▽

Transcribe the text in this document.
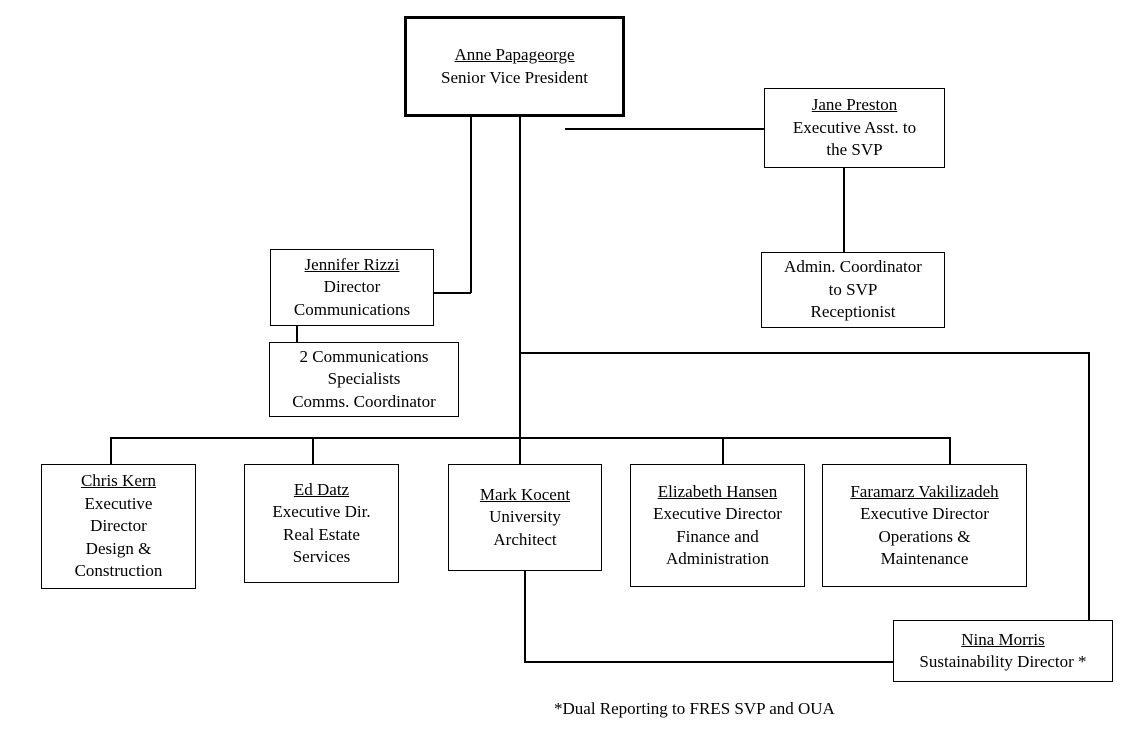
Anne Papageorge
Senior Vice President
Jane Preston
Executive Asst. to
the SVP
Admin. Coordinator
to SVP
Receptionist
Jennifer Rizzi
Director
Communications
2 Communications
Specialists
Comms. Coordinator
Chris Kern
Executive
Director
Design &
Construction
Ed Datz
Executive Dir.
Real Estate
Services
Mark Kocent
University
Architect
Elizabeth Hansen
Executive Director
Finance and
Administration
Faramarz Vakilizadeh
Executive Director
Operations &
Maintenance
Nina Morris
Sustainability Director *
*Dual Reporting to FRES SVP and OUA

△
▽

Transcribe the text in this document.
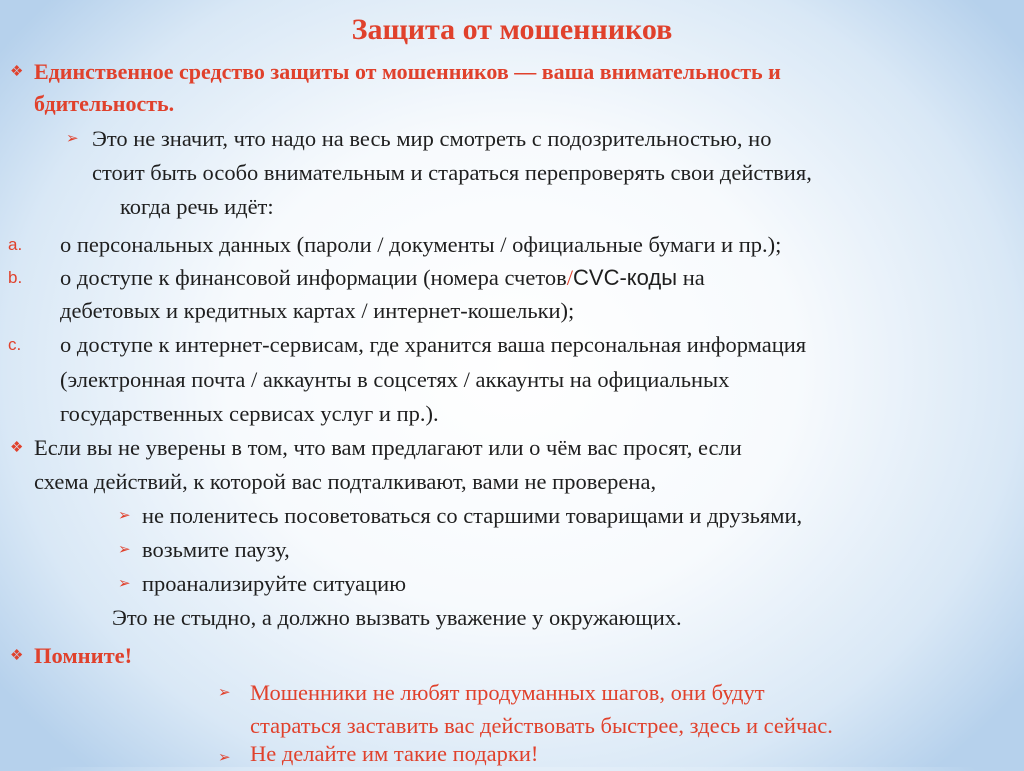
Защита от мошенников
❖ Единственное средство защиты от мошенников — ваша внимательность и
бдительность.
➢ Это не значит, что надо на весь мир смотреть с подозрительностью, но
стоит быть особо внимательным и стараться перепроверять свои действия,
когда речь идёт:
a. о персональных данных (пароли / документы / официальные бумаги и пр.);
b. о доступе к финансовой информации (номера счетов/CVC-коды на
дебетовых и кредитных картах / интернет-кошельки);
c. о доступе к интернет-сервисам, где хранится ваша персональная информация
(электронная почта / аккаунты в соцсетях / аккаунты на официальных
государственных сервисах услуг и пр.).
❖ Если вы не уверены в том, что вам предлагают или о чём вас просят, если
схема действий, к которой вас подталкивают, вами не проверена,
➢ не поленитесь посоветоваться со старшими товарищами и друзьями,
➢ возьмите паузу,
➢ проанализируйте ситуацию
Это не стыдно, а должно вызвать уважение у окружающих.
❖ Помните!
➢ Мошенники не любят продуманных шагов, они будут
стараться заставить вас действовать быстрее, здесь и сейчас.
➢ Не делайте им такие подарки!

△
▽

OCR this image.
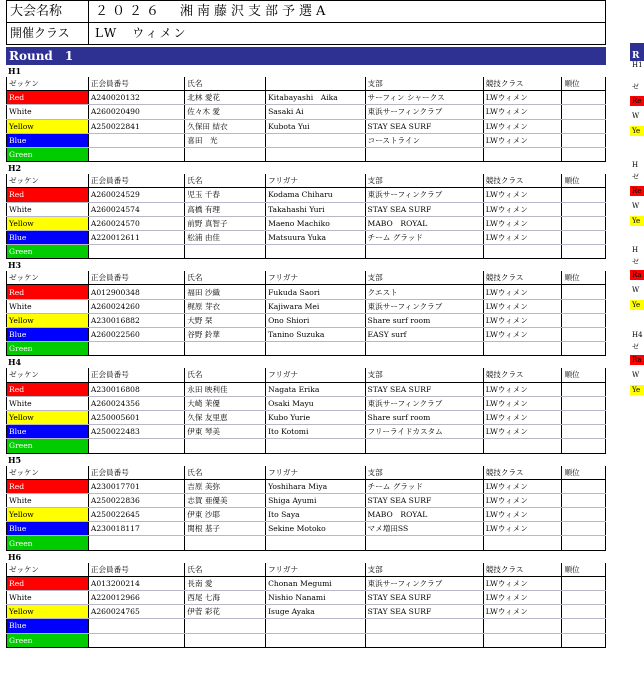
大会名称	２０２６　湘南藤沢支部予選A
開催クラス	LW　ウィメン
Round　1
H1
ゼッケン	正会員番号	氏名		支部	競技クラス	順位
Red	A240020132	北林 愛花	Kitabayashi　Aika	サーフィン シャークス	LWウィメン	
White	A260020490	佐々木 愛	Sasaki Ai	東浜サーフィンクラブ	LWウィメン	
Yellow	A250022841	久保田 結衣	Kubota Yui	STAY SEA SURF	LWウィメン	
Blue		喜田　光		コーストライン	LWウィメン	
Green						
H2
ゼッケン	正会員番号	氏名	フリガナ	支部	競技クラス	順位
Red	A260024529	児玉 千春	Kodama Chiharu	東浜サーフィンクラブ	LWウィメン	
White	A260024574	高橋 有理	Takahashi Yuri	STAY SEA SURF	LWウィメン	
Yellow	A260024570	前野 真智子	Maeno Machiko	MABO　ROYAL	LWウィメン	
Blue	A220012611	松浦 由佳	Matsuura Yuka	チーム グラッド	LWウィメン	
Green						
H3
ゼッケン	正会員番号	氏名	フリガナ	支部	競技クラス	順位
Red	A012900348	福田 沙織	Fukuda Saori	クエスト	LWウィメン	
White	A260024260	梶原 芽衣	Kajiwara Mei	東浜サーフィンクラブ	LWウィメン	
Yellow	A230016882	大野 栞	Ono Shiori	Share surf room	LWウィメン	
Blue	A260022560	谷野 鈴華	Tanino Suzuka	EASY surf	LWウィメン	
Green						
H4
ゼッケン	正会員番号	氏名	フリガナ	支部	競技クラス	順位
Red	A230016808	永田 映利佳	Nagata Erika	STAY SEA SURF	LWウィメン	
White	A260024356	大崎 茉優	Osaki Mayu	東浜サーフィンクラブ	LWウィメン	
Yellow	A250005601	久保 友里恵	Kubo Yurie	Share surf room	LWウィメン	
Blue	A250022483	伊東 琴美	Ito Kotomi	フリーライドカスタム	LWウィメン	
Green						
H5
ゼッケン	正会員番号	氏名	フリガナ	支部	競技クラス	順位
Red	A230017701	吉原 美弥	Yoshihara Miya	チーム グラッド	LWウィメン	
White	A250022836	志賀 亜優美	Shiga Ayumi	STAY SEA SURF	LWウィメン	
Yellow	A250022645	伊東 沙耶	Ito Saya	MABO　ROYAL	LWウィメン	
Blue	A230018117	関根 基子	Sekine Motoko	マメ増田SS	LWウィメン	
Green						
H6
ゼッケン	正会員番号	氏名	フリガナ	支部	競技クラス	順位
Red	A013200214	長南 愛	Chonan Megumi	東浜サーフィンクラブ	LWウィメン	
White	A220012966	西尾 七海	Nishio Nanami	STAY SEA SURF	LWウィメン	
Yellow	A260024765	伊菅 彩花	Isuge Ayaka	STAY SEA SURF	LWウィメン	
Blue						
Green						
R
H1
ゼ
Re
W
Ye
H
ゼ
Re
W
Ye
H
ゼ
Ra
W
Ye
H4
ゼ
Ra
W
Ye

△

Which lines of the material contain the string "MABO"? List each of them.

Yellow	A260024570	前野 真智子	Maeno Machiko	MABO　ROYAL	LWウィメン	
Yellow	A250022645	伊東 沙耶	Ito Saya	MABO　ROYAL	LWウィメン	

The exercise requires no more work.